Figure data in JSON:

━━━━━━━━━━━━━━━━━━━━

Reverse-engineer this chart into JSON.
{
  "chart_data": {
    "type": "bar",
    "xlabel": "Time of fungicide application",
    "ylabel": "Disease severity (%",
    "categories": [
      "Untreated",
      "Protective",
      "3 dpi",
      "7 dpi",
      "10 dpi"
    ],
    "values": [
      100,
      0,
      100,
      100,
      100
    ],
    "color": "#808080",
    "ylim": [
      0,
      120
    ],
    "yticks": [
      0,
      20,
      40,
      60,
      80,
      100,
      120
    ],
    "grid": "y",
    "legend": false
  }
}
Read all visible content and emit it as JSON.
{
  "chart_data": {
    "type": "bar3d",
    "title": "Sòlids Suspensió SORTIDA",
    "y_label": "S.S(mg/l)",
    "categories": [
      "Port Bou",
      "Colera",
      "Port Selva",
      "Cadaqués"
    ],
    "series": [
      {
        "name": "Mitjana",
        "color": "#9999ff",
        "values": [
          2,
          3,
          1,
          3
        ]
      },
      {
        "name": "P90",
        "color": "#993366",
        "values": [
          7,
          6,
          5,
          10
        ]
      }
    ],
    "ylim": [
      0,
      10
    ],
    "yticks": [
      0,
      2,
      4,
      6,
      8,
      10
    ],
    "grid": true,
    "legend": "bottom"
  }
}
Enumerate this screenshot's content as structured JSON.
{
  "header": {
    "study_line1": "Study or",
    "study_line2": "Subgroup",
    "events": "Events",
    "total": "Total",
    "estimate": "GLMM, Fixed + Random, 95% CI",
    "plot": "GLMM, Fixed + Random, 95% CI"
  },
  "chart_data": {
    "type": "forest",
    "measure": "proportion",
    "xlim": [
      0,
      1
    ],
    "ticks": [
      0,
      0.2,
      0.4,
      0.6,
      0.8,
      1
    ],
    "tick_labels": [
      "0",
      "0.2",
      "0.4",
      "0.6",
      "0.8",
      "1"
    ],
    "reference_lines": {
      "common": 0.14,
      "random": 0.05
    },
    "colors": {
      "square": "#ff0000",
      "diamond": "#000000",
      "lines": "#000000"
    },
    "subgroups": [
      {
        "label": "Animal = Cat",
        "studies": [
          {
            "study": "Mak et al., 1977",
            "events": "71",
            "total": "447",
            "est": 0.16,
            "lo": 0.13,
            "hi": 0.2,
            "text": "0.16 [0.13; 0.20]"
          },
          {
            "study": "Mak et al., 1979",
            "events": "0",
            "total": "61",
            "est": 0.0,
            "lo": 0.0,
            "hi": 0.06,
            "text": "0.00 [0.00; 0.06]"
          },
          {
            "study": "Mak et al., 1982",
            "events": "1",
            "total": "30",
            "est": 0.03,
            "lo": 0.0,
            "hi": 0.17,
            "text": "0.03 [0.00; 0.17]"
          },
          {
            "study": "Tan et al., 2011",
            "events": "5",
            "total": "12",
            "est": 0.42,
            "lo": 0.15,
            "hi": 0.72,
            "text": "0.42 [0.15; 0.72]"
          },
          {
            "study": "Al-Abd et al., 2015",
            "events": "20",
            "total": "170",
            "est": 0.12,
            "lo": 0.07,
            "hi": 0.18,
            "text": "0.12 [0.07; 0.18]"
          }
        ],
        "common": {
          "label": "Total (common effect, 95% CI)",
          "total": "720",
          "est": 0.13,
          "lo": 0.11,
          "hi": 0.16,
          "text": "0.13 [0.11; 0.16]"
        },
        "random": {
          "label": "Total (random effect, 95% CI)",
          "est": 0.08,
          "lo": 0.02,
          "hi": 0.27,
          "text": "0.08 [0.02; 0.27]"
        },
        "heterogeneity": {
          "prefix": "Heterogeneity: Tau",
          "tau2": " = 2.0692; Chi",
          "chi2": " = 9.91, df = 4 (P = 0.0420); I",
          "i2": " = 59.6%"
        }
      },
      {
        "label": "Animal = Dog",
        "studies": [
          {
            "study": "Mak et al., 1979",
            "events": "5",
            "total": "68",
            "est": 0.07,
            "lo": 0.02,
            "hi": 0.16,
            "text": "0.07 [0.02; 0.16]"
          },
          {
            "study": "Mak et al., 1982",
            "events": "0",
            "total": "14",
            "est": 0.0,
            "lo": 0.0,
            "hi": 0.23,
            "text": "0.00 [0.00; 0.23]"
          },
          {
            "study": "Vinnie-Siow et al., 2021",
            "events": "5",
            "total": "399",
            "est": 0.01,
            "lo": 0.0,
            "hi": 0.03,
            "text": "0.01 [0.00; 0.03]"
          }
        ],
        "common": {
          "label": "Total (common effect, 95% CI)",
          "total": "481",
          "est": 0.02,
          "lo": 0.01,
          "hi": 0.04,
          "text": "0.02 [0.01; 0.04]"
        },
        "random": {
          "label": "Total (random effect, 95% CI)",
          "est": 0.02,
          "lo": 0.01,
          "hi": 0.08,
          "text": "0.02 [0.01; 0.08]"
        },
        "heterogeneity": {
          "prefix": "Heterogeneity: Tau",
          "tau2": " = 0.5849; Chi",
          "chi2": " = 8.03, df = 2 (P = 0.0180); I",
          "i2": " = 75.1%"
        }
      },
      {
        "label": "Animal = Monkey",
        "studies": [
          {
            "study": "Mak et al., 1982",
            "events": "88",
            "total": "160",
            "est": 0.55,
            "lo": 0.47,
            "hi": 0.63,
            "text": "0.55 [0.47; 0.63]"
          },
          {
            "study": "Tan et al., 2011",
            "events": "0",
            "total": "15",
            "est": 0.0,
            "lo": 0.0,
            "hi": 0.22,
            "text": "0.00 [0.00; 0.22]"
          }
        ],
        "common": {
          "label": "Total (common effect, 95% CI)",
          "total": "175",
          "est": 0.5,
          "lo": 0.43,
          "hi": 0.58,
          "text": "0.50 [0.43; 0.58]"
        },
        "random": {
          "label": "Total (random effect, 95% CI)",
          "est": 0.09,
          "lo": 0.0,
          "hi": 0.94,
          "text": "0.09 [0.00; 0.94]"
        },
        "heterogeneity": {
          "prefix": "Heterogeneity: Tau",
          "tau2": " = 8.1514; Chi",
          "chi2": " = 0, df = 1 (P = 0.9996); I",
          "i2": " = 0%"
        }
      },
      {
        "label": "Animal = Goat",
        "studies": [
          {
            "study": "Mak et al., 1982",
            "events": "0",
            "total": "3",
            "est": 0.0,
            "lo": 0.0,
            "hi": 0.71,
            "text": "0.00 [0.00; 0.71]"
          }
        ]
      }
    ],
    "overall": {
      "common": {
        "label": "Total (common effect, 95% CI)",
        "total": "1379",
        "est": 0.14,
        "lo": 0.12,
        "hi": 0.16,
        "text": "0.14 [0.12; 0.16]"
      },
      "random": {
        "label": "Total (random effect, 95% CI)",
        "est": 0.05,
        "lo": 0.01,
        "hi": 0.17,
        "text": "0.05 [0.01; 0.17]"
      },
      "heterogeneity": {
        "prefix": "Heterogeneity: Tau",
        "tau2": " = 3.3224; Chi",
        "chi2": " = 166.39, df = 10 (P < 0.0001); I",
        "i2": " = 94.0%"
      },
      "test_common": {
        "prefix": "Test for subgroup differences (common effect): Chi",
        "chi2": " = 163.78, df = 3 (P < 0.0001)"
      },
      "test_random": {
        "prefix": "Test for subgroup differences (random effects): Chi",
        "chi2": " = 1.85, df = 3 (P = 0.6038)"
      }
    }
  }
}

━━━━━━━━━━━━━━━━━━━━

WORK TO DO: Retype the entries exactly, including every line.

EXERCISE OUTPUT:
Reverse-engineer this chart into JSON.
{
  "chart_data": {
    "type": "bar",
    "xlabel": "Time of fungicide application",
    "ylabel": "Disease severity (%",
    "categories": [
      "Untreated",
      "Protective",
      "3 dpi",
      "7 dpi",
      "10 dpi"
    ],
    "values": [
      100,
      0,
      100,
      100,
      100
    ],
    "color": "#808080",
    "ylim": [
      0,
      120
    ],
    "yticks": [
      0,
      20,
      40,
      60,
      80,
      100,
      120
    ],
    "grid": "y",
    "legend": false
  }
}
Read all visible content and emit it as JSON.
{
  "chart_data": {
    "type": "bar3d",
    "title": "Sòlids Suspensió SORTIDA",
    "y_label": "S.S(mg/l)",
    "categories": [
      "Port Bou",
      "Colera",
      "Port Selva",
      "Cadaqués"
    ],
    "series": [
      {
        "name": "Mitjana",
        "color": "#9999ff",
        "values": [
          2,
          3,
          1,
          3
        ]
      },
      {
        "name": "P90",
        "color": "#993366",
        "values": [
          7,
          6,
          5,
          10
        ]
      }
    ],
    "ylim": [
      0,
      10
    ],
    "yticks": [
      0,
      2,
      4,
      6,
      8,
      10
    ],
    "grid": true,
    "legend": "bottom"
  }
}
Enumerate this screenshot's content as structured JSON.
{
  "header": {
    "study_line1": "Study or",
    "study_line2": "Subgroup",
    "events": "Events",
    "total": "Total",
    "estimate": "GLMM, Fixed + Random, 95% CI",
    "plot": "GLMM, Fixed + Random, 95% CI"
  },
  "chart_data": {
    "type": "forest",
    "measure": "proportion",
    "xlim": [
      0,
      1
    ],
    "ticks": [
      0,
      0.2,
      0.4,
      0.6,
      0.8,
      1
    ],
    "tick_labels": [
      "0",
      "0.2",
      "0.4",
      "0.6",
      "0.8",
      "1"
    ],
    "reference_lines": {
      "common": 0.14,
      "random": 0.05
    },
    "colors": {
      "square": "#ff0000",
      "diamond": "#000000",
      "lines": "#000000"
    },
    "subgroups": [
      {
        "label": "Animal = Cat",
        "studies": [
          {
            "study": "Mak et al., 1977",
            "events": "71",
            "total": "447",
            "est": 0.16,
            "lo": 0.13,
            "hi": 0.2,
            "text": "0.16 [0.13; 0.20]"
          },
          {
            "study": "Mak et al., 1979",
            "events": "0",
            "total": "61",
            "est": 0.0,
            "lo": 0.0,
            "hi": 0.06,
            "text": "0.00 [0.00; 0.06]"
          },
          {
            "study": "Mak et al., 1982",
            "events": "1",
            "total": "30",
            "est": 0.03,
            "lo": 0.0,
            "hi": 0.17,
            "text": "0.03 [0.00; 0.17]"
          },
          {
            "study": "Tan et al., 2011",
            "events": "5",
            "total": "12",
            "est": 0.42,
            "lo": 0.15,
            "hi": 0.72,
            "text": "0.42 [0.15; 0.72]"
          },
          {
            "study": "Al-Abd et al., 2015",
            "events": "20",
            "total": "170",
            "est": 0.12,
            "lo": 0.07,
            "hi": 0.18,
            "text": "0.12 [0.07; 0.18]"
          }
        ],
        "common": {
          "label": "Total (common effect, 95% CI)",
          "total": "720",
          "est": 0.13,
          "lo": 0.11,
          "hi": 0.16,
          "text": "0.13 [0.11; 0.16]"
        },
        "random": {
          "label": "Total (random effect, 95% CI)",
          "est": 0.08,
          "lo": 0.02,
          "hi": 0.27,
          "text": "0.08 [0.02; 0.27]"
        },
        "heterogeneity": {
          "prefix": "Heterogeneity: Tau",
          "tau2": " = 2.0692; Chi",
          "chi2": " = 9.91, df = 4 (P = 0.0420); I",
          "i2": " = 59.6%"
        }
      },
      {
        "label": "Animal = Dog",
        "studies": [
          {
            "study": "Mak et al., 1979",
            "events": "5",
            "total": "68",
            "est": 0.07,
            "lo": 0.02,
            "hi": 0.16,
            "text": "0.07 [0.02; 0.16]"
          },
          {
            "study": "Mak et al., 1982",
            "events": "0",
            "total": "14",
            "est": 0.0,
            "lo": 0.0,
            "hi": 0.23,
            "text": "0.00 [0.00; 0.23]"
          },
          {
            "study": "Vinnie-Siow et al., 2021",
            "events": "5",
            "total": "399",
            "est": 0.01,
            "lo": 0.0,
            "hi": 0.03,
            "text": "0.01 [0.00; 0.03]"
          }
        ],
        "common": {
          "label": "Total (common effect, 95% CI)",
          "total": "481",
          "est": 0.02,
          "lo": 0.01,
          "hi": 0.04,
          "text": "0.02 [0.01; 0.04]"
        },
        "random": {
          "label": "Total (random effect, 95% CI)",
          "est": 0.02,
          "lo": 0.01,
          "hi": 0.08,
          "text": "0.02 [0.01; 0.08]"
        },
        "heterogeneity": {
          "prefix": "Heterogeneity: Tau",
          "tau2": " = 0.5849; Chi",
          "chi2": " = 8.03, df = 2 (P = 0.0180); I",
          "i2": " = 75.1%"
        }
      },
      {
        "label": "Animal = Monkey",
        "studies": [
          {
            "study": "Mak et al., 1982",
            "events": "88",
            "total": "160",
            "est": 0.55,
            "lo": 0.47,
            "hi": 0.63,
            "text": "0.55 [0.47; 0.63]"
          },
          {
            "study": "Tan et al., 2011",
            "events": "0",
            "total": "15",
            "est": 0.0,
            "lo": 0.0,
            "hi": 0.22,
            "text": "0.00 [0.00; 0.22]"
          }
        ],
        "common": {
          "label": "Total (common effect, 95% CI)",
          "total": "175",
          "est": 0.5,
          "lo": 0.43,
          "hi": 0.58,
          "text": "0.50 [0.43; 0.58]"
        },
        "random": {
          "label": "Total (random effect, 95% CI)",
          "est": 0.09,
          "lo": 0.0,
          "hi": 0.94,
          "text": "0.09 [0.00; 0.94]"
        },
        "heterogeneity": {
          "prefix": "Heterogeneity: Tau",
          "tau2": " = 8.1514; Chi",
          "chi2": " = 0, df = 1 (P = 0.9996); I",
          "i2": " = 0%"
        }
      },
      {
        "label": "Animal = Goat",
        "studies": [
          {
            "study": "Mak et al., 1982",
            "events": "0",
            "total": "3",
            "est": 0.0,
            "lo": 0.0,
            "hi": 0.71,
            "text": "0.00 [0.00; 0.71]"
          }
        ]
      }
    ],
    "overall": {
      "common": {
        "label": "Total (common effect, 95% CI)",
        "total": "1379",
        "est": 0.14,
        "lo": 0.12,
        "hi": 0.16,
        "text": "0.14 [0.12; 0.16]"
      },
      "random": {
        "label": "Total (random effect, 95% CI)",
        "est": 0.05,
        "lo": 0.01,
        "hi": 0.17,
        "text": "0.05 [0.01; 0.17]"
      },
      "heterogeneity": {
        "prefix": "Heterogeneity: Tau",
        "tau2": " = 3.3224; Chi",
        "chi2": " = 166.39, df = 10 (P < 0.0001); I",
        "i2": " = 94.0%"
      },
      "test_common": {
        "prefix": "Test for subgroup differences (common effect): Chi",
        "chi2": " = 163.78, df = 3 (P < 0.0001)"
      },
      "test_random": {
        "prefix": "Test for subgroup differences (random effects): Chi",
        "chi2": " = 1.85, df = 3 (P = 0.6038)"
      }
    }
  }
}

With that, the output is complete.